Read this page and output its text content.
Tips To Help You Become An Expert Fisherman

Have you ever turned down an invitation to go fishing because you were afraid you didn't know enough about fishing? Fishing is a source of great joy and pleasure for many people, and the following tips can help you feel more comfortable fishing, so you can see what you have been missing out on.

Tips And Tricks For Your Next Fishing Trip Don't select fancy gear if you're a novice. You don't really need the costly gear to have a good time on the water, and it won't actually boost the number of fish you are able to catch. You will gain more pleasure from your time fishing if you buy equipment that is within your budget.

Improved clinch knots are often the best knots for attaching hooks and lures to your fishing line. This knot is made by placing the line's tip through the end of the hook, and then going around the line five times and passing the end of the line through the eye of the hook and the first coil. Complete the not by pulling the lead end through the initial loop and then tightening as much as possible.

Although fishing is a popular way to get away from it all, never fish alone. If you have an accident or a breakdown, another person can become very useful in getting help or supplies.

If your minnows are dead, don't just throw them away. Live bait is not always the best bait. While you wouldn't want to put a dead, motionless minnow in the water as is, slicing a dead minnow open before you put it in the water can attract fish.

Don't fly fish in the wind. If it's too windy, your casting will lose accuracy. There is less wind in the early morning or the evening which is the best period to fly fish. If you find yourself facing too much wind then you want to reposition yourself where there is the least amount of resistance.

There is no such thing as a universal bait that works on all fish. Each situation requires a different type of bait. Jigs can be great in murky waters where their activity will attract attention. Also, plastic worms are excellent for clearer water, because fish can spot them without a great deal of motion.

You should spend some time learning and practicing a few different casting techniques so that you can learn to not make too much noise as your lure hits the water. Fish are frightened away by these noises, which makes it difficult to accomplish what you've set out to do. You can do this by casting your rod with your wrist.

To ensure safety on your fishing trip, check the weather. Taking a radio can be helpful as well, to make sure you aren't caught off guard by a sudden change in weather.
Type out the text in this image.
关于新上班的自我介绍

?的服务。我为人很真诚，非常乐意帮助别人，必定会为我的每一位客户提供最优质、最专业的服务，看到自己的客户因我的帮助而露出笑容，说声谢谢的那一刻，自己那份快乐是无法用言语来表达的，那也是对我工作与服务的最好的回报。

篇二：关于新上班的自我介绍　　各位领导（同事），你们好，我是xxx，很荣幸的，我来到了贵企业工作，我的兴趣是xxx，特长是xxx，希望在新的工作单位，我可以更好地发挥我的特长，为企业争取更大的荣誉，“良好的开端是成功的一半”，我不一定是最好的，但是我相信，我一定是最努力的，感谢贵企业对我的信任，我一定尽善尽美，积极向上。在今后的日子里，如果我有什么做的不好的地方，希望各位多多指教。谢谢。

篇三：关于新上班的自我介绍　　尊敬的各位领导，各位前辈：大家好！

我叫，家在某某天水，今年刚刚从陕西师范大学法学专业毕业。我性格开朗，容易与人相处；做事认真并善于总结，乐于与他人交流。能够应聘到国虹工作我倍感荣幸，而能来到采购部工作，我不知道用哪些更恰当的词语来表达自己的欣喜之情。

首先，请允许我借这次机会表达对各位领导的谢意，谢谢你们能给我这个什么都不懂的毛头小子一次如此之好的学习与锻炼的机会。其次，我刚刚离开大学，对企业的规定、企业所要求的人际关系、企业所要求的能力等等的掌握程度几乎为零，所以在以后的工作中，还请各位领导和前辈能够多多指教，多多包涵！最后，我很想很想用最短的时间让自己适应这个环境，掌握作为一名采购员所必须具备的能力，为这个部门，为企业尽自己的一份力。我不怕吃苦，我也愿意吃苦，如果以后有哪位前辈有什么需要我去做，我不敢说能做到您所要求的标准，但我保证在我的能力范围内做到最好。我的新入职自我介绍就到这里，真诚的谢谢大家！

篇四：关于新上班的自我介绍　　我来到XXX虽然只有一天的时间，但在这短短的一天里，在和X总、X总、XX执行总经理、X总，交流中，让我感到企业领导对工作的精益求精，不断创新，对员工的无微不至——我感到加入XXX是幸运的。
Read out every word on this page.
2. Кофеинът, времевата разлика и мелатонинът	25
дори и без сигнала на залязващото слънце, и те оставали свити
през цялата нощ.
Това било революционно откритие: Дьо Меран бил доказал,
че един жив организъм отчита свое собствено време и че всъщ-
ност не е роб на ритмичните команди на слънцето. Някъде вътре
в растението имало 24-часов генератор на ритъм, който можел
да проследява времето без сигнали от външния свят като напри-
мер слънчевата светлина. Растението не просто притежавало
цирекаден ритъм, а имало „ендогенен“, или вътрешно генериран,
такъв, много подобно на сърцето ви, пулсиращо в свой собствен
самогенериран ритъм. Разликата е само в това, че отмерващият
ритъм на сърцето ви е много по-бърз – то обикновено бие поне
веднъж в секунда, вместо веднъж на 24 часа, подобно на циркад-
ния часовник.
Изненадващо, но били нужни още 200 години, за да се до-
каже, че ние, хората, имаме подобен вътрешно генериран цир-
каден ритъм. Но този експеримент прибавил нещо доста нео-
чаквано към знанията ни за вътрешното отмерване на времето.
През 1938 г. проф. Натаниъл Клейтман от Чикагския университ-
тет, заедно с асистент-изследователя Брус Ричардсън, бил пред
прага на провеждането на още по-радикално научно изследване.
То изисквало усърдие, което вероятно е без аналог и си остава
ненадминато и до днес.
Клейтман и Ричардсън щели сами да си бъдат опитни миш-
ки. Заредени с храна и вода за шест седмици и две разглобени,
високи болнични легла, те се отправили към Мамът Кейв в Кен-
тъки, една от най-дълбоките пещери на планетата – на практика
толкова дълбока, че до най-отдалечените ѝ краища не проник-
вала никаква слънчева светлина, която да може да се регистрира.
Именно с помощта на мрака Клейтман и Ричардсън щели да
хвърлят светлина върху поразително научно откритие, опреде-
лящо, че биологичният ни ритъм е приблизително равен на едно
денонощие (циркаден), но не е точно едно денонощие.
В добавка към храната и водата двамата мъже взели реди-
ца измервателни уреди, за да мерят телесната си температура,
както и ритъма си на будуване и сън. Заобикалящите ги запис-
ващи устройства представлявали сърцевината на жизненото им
* * * * * * * * *
Stated problem
Tally the lines above that contain the word "best", and reply with only the number.

Complete answer
3